WRITTEN INSTRUCTION - Copy each line below that contains "JSON".

MATERIAL FOR THIS TASK -

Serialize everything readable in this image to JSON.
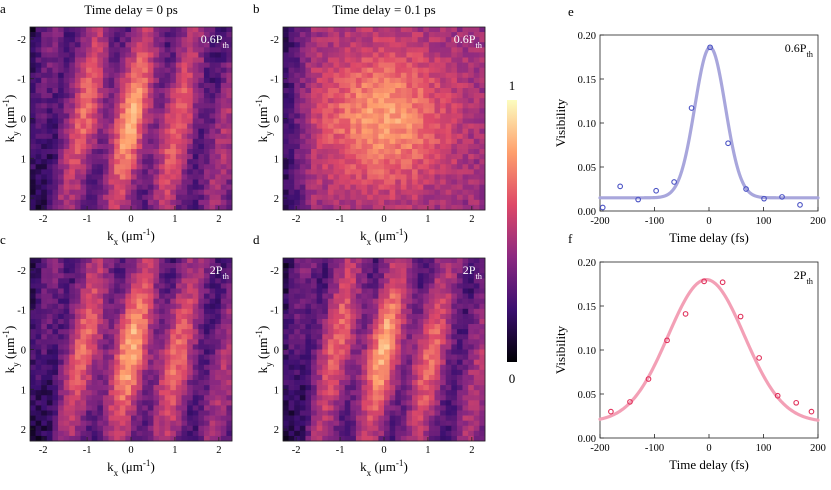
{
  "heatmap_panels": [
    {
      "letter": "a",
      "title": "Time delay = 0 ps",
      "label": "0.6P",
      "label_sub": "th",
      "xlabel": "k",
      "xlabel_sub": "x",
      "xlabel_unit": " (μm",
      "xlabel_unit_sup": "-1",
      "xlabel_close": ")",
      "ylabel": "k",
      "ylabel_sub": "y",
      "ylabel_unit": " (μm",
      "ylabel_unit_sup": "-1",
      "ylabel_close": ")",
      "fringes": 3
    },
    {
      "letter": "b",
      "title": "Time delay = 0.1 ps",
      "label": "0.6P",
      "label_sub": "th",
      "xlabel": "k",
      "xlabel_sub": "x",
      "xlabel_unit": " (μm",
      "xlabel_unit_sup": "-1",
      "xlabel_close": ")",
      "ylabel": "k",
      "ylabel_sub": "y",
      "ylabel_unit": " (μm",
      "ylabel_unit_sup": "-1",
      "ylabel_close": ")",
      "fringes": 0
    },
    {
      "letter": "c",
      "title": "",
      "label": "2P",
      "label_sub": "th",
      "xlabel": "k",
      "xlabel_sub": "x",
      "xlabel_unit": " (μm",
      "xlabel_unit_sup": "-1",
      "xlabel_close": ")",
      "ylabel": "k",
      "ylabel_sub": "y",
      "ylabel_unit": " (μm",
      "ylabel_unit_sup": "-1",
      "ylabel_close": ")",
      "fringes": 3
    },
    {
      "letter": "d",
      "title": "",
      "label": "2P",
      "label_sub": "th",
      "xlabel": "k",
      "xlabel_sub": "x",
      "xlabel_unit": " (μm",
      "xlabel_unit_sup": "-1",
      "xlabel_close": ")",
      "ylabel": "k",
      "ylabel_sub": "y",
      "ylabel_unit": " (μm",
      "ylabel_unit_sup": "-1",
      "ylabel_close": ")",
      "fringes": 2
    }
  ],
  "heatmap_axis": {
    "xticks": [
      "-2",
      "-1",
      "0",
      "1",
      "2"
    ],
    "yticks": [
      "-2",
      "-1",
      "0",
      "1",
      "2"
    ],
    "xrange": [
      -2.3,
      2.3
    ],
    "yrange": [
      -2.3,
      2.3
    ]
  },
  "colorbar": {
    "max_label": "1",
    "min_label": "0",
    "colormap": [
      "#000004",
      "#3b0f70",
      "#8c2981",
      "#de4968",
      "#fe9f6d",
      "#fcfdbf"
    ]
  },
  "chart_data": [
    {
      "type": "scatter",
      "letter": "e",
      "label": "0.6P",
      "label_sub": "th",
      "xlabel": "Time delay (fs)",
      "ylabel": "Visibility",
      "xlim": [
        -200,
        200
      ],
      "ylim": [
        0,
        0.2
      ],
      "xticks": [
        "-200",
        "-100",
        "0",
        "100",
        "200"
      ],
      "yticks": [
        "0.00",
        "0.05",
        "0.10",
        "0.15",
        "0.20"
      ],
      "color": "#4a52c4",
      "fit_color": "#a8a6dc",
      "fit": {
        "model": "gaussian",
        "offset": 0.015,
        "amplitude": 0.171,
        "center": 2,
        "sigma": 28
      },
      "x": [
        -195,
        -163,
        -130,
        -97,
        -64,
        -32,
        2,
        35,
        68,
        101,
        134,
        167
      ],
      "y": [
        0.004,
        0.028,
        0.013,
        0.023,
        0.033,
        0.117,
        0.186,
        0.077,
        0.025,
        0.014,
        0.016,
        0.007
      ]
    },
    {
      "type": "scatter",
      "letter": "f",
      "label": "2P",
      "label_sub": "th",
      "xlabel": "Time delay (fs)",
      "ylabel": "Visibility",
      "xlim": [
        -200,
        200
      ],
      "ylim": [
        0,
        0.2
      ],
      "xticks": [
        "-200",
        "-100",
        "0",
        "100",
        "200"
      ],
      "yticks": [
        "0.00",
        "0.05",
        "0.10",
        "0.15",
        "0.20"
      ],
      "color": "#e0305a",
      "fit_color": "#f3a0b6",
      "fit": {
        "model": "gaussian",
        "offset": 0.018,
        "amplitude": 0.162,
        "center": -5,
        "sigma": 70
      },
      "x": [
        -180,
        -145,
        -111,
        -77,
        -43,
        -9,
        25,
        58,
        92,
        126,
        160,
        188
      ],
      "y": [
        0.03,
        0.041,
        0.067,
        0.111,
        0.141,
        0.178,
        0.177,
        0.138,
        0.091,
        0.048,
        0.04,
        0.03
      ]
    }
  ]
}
...
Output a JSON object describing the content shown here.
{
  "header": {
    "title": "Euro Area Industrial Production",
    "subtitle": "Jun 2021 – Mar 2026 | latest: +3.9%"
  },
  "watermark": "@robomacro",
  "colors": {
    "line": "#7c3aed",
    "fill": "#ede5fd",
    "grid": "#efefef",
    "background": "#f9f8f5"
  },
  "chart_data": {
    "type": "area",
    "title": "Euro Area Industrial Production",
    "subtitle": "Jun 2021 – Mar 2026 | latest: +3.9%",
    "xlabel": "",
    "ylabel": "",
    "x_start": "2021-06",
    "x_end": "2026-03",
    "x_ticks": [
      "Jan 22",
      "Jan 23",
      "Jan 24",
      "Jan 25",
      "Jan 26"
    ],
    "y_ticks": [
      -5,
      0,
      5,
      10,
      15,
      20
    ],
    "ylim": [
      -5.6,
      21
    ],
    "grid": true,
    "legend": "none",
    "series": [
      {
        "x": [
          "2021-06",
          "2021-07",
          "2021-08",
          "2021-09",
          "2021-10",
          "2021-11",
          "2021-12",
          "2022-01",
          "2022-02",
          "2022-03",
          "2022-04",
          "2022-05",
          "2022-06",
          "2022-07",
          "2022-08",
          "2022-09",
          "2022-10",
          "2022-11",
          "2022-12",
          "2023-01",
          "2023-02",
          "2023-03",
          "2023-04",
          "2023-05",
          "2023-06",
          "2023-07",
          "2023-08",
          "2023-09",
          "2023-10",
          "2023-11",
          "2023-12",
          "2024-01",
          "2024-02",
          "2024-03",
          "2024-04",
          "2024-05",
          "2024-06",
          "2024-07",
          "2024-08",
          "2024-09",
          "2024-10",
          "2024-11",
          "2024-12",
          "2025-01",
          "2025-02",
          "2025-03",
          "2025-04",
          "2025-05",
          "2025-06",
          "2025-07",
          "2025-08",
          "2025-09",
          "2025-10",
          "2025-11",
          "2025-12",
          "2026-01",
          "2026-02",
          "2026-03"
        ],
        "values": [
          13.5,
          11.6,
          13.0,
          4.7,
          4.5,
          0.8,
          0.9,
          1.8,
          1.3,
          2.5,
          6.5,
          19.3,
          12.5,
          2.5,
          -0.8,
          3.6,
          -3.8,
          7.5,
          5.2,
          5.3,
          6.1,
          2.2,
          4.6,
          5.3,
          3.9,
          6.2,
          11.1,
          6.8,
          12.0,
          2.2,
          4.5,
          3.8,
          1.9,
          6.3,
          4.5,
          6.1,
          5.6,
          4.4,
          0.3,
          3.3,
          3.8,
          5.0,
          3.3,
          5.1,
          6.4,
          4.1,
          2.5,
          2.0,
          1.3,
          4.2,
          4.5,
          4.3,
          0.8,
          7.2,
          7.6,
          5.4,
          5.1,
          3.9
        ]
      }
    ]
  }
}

WRITTEN ANSWER -
Serialize everything readable in this image to JSON.
Output a JSON object describing the content shown here.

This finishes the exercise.